◆ **Exercise instructions**
Keep every line where the word "legend" appears; drop the rest.

◆ **Task input**
▬▬▬▬▬▬

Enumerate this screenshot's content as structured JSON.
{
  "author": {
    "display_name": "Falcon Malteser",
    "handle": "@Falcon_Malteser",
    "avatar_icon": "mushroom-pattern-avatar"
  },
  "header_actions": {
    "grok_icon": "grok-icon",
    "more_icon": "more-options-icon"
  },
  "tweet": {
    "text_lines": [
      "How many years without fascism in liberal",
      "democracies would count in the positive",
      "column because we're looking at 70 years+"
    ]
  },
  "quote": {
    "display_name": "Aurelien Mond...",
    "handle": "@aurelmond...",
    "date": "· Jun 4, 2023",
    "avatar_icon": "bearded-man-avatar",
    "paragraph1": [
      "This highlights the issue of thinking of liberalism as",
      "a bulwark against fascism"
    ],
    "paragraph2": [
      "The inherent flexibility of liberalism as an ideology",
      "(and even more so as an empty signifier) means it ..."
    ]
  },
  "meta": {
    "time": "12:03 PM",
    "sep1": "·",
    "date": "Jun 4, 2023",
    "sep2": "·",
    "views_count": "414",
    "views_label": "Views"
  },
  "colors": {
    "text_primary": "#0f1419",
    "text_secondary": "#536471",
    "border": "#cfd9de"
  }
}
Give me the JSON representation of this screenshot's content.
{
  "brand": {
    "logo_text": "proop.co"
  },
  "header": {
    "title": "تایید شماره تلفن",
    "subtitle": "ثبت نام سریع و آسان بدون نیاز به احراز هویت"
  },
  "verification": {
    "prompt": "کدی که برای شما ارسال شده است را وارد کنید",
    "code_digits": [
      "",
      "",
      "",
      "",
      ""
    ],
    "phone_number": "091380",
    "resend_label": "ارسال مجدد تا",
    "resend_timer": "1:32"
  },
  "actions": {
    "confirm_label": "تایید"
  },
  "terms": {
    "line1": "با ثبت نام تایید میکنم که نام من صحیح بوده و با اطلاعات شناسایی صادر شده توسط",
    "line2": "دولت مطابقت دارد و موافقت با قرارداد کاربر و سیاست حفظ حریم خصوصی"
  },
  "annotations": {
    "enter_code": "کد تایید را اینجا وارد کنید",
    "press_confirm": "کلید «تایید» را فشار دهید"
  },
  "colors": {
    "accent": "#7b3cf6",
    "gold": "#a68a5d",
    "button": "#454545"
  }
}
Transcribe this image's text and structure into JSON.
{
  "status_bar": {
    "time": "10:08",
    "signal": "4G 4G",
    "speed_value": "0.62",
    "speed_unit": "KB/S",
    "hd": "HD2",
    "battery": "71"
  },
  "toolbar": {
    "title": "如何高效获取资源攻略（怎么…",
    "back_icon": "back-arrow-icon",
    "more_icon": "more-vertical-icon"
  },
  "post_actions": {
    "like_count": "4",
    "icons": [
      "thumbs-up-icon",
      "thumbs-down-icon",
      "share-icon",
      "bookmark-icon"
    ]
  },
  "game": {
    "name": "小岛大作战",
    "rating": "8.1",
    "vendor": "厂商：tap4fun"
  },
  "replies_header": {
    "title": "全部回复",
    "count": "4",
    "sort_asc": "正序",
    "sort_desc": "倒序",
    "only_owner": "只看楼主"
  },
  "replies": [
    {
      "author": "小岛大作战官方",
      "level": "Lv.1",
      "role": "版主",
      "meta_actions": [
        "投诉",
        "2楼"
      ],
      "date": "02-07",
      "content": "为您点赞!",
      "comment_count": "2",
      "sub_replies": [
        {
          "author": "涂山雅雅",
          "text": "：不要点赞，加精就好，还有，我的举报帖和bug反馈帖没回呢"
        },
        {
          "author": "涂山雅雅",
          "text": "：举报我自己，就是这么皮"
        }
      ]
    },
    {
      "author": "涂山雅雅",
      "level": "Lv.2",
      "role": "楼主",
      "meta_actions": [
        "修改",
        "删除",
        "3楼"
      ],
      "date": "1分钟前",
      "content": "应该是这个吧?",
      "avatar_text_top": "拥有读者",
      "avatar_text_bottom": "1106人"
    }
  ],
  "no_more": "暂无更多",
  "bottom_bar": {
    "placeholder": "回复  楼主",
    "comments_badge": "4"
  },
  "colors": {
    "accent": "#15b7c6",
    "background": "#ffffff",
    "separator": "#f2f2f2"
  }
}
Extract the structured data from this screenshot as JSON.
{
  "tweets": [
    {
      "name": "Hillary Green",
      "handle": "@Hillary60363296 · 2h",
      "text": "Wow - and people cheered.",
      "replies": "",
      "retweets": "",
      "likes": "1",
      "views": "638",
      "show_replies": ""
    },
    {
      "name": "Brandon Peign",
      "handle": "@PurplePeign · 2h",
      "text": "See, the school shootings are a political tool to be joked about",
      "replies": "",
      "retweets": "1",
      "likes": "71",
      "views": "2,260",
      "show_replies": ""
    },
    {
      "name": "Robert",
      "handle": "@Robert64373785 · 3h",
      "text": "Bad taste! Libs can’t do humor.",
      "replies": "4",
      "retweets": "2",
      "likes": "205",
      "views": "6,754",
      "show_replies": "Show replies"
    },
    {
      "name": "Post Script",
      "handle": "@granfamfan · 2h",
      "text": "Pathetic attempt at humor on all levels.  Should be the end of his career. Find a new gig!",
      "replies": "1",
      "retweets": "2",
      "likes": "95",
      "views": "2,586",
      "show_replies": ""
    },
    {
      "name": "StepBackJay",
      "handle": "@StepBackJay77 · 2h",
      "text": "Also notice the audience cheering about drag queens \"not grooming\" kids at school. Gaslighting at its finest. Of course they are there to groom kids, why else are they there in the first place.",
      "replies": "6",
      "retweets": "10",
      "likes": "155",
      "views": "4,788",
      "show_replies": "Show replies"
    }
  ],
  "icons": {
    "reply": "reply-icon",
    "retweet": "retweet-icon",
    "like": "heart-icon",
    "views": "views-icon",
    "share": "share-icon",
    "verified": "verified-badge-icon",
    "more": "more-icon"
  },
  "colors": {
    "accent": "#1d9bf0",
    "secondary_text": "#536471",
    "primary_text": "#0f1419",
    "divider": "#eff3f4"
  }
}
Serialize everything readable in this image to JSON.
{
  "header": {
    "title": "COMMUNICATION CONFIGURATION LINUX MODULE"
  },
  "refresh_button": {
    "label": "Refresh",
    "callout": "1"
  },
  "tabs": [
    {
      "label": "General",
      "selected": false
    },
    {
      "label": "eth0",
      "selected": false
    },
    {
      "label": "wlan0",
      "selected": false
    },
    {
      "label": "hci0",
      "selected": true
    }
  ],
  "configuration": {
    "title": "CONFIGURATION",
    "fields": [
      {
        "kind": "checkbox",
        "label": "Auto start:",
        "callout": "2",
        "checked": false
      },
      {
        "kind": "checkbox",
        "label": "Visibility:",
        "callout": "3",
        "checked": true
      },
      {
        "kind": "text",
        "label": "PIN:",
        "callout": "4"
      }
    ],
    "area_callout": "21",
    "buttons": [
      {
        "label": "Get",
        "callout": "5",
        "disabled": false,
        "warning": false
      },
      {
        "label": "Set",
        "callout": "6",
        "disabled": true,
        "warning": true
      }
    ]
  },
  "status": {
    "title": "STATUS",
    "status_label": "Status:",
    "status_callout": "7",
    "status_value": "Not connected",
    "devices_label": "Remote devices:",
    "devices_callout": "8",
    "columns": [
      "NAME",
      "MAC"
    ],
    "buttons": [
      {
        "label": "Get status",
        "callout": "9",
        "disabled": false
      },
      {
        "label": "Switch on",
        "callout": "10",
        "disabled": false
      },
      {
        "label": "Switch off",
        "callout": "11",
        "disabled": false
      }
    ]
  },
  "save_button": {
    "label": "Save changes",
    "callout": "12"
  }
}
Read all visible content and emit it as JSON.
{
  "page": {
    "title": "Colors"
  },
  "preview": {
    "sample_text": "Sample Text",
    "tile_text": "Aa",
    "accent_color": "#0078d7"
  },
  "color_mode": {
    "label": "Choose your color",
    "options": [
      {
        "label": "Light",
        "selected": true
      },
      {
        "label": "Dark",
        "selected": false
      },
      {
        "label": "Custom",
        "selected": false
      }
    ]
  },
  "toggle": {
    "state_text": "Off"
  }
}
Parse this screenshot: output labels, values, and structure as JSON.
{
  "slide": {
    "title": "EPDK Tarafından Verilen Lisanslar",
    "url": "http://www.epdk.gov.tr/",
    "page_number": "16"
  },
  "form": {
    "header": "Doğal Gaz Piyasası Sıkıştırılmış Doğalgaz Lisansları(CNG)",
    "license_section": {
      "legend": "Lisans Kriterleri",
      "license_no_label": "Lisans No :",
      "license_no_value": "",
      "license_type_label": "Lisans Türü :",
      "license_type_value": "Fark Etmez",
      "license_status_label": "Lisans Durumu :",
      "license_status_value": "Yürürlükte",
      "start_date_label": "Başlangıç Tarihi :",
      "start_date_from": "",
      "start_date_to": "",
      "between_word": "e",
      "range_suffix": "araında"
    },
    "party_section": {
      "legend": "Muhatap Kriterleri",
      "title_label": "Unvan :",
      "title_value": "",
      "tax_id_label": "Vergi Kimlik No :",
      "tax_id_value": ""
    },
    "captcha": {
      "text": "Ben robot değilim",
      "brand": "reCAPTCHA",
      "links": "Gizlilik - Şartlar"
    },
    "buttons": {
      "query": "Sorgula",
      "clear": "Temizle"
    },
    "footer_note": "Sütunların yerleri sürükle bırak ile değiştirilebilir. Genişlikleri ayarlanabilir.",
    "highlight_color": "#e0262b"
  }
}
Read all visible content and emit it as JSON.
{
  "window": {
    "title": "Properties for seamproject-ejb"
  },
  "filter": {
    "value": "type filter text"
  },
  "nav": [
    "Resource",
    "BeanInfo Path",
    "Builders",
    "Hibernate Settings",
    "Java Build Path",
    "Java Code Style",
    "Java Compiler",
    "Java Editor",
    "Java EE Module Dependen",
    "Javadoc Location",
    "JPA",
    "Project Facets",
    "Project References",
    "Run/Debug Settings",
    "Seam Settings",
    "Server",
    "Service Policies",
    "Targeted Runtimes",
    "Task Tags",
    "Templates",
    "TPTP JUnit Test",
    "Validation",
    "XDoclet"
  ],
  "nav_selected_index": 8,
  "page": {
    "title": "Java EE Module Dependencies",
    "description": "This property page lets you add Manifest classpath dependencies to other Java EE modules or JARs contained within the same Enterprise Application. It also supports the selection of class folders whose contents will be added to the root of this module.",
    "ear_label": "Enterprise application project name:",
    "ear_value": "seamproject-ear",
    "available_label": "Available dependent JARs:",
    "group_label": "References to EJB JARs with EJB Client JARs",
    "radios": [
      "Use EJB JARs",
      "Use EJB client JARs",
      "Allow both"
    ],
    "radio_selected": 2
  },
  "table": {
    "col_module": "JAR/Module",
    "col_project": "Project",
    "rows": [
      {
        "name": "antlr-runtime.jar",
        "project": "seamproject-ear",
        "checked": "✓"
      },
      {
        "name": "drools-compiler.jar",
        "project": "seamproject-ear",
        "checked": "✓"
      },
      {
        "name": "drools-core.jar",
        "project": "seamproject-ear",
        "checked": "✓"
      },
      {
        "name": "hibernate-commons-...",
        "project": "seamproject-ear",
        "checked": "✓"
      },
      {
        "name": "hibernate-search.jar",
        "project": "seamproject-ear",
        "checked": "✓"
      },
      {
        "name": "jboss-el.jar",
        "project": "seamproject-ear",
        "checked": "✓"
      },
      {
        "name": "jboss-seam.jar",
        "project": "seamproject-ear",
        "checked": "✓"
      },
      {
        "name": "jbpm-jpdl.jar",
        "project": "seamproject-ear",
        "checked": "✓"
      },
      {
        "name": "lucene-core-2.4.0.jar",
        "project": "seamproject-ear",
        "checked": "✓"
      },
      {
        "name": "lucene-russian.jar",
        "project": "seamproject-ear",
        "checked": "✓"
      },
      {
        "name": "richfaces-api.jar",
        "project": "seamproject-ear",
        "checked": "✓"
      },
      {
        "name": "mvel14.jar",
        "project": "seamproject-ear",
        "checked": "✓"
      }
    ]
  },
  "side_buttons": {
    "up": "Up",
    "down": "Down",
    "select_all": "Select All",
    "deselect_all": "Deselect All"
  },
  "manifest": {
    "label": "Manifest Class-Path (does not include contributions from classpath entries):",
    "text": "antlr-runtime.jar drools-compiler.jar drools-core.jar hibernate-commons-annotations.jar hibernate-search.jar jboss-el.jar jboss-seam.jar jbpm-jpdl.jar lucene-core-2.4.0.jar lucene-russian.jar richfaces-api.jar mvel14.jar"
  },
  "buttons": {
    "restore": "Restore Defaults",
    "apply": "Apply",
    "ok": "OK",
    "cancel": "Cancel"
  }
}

▬▬▬▬▬▬

◆ **Task result**
      "legend": "Lisans Kriterleri",
      "legend": "Muhatap Kriterleri",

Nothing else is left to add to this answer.